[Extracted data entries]

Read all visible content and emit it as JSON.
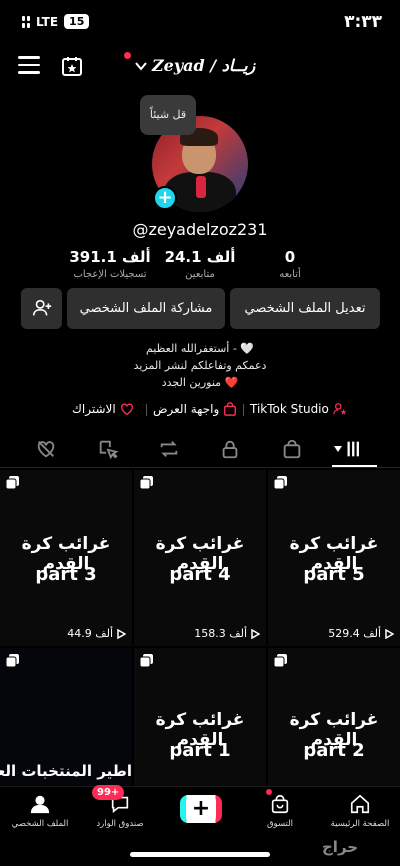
{
  "status": {
    "time": "٣:٣٣",
    "network": "LTE",
    "battery": "15"
  },
  "header": {
    "username": "Zeyad / زيــاد"
  },
  "bubble": "قل شيئاً",
  "profile": {
    "handle": "@zeyadelzoz231"
  },
  "stats": [
    {
      "num": "0",
      "label": "أتابعه"
    },
    {
      "num": "24.1 ألف",
      "label": "متابعين"
    },
    {
      "num": "391.1 ألف",
      "label": "تسجيلات الإعجاب"
    }
  ],
  "buttons": {
    "edit": "تعديل الملف الشخصي",
    "share": "مشاركة الملف الشخصي"
  },
  "bio": [
    "أستغفرالله العظيم - 🤍",
    "دعمكم وتفاعلكم لنشر المزيد",
    "منورين الجدد ❤️"
  ],
  "links": {
    "studio": "TikTok Studio",
    "showcase": "واجهة العرض",
    "subscribe": "الاشتراك"
  },
  "videos": [
    {
      "title": "غرائب كرة القدم",
      "part": "part 5",
      "views": "529.4 ألف"
    },
    {
      "title": "غرائب كرة القدم",
      "part": "part 4",
      "views": "158.3 ألف"
    },
    {
      "title": "غرائب كرة القدم",
      "part": "part 3",
      "views": "44.9 ألف"
    },
    {
      "title": "غرائب كرة القدم",
      "part": "part 2",
      "views": ""
    },
    {
      "title": "غرائب كرة القدم",
      "part": "part 1",
      "views": ""
    },
    {
      "title": "اطير المنتخبات العرب",
      "part": "",
      "views": ""
    }
  ],
  "nav": {
    "home": "الصفحة الرئيسية",
    "shop": "التسوق",
    "inbox": "صندوق الوارد",
    "inbox_badge": "99+",
    "profile": "الملف الشخصي"
  },
  "watermark": "حراج",
  "colors": {
    "accent": "#fe2c55",
    "cyan": "#20d5ec"
  }
}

## GIVEN TASK
Using the data above, copy each line that contains "part".

## EXERCISE SOLUTION
      "part": "part 5",
      "part": "part 4",
      "part": "part 3",
      "part": "part 2",
      "part": "part 1",
      "part": "",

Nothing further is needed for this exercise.